____ Alıntı metin

Tesbİh Tanelerİ

…Saat kaç?

Kaçı kaç geçiyor ?


Kaça kaç var?...

Kaç, kaçta derken kaçıyor. Kaçıyor neler, neler…

Ömrüm, tane tane anlardan dizili bir tesbih .

Bazen ömrümü alıyorum elime, çekiyorum anlarımı tane tane , tek tek, birini atlamadan.

Bazen ip kopuyor, dağılıyor tesbih taneleri.



Güzel yerlerden güzel selamlarla geliyorlar. Cennet taşına değmiş ellere uzanıyor, hoş geldiniz diyoruz. Zemzem ikram ediyorlar, misler, misvaklar, hurmalar ve tesbihler. Kimi gül kokulu, kimi hurma dalı; kimi taş, kimi ağaç; kimi 33'lük, kimi 100'lük; havadan, sudan, topraktan; renk renk , ışıl ışıl tesbihler …

Benim tesbihim hangisi? Kim diziyor tesbihimi, kim dağıtıyor?

________
____ Sağlanan veriler

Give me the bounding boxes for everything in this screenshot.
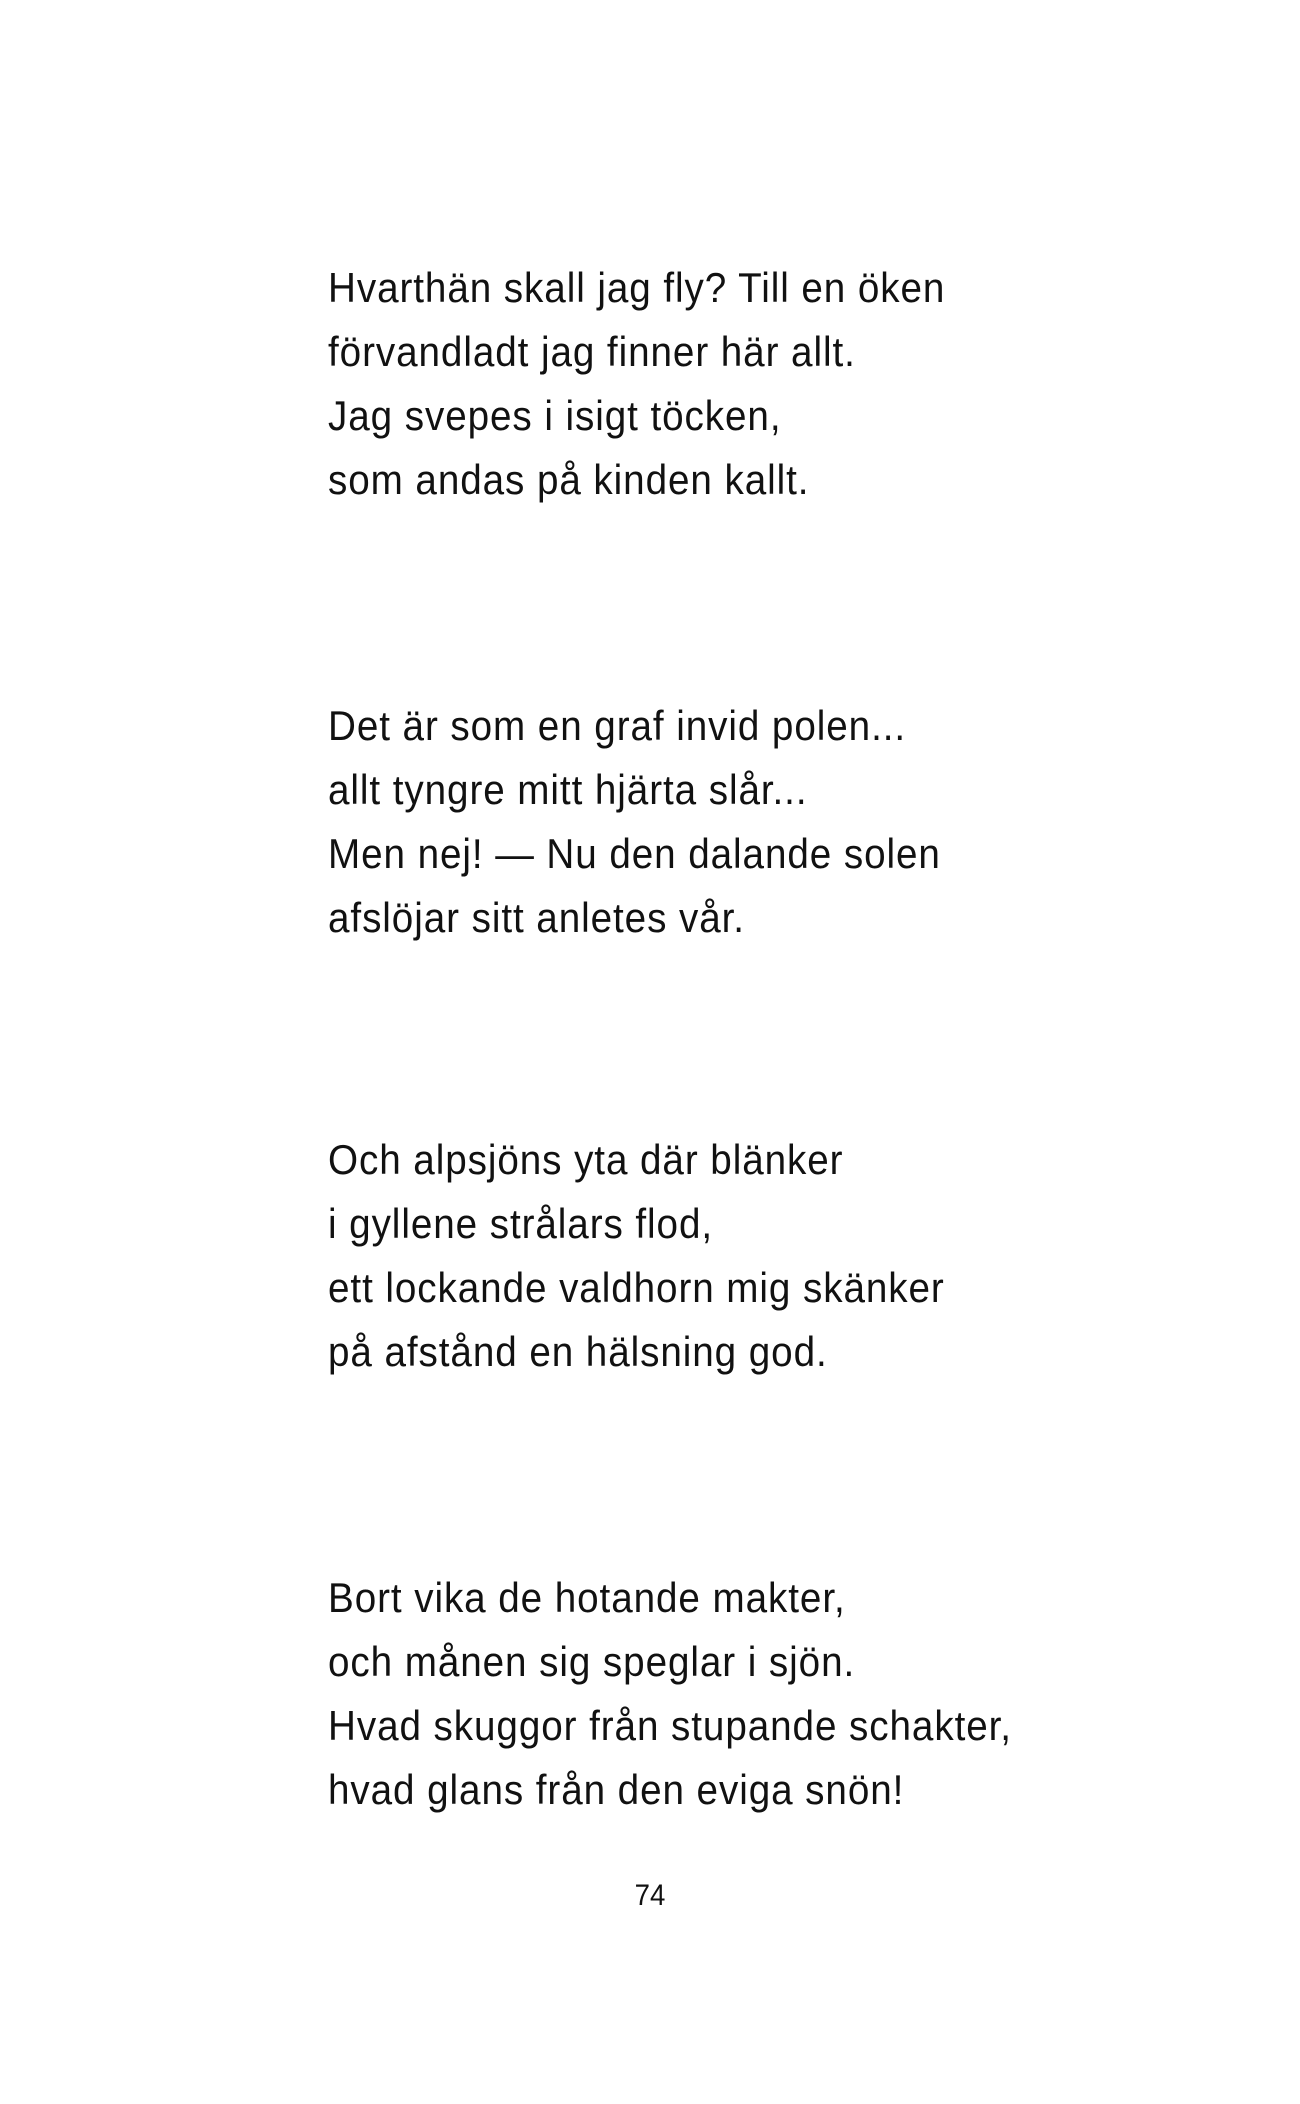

________

*Belirtilen amaç 1*.
Tesbih tanelerini anlatan metinde gelenlerin ikram ettiği şeyleri sıralayın.
*Belirtilen amaç 2*.
Tesbih tanelerini anlatan metindeki "Güzel yerlerden güzel selamlarla" diye başlayan paragrafı, temel bilgilerini koruyarak daha kısa biçimde yeniden yazın.
*Belirtilen amaç 3*.
Tesbih tanelerini anlatan metnin son cümlesinden sonrasını yazın.
Malzemenin bu işlerle hiçbir ilgisi yoktur.

*Yazılı yanıt 1*.
Zemzem, misler, misvaklar, hurmalar ve tesbihler.

*Yazılı yanıt 2*.
Güzel yerlerden selamlarla gelenler, Cennet taşına değmiş elleriyle "hoş geldiniz" sözleriyle karşılanıyor. Zemzem, mis, misvak, hurma ve tesbih ikram ediyorlar. Tesbihler çeşit çeşit: gül kokulu ya da hurma dalından, taştan ya da ağaçtan, 33'lük ya da 100'lük, rengârenk ve ışıl ışıl.

*Yazılı yanıt 3*.
Bazen bir kum saatinin içindeyim. Bir aşağı, bir yukarı kumlarla akıyorum. Tutunamıyorum, duramıyorum, cam fanusu kıramıyorum. Ya da bir saatin içinde akreple yelkovan arasına sıkışıp kalmışım. Tik tak, tik tak, tik… kaç'larla boğuşurken, yetişmeye çalışırken kaçıyor neler neler .

Saatin her saat başı çalması vakti bildirmek değildir diyor şair, giden bir saatine, ömrüne âh etmektedir o. Âh etse ne çare? Sadece gidecektir, akacaktır o; dursa, bitecektir.

Ben, durduğumda başlıyorum.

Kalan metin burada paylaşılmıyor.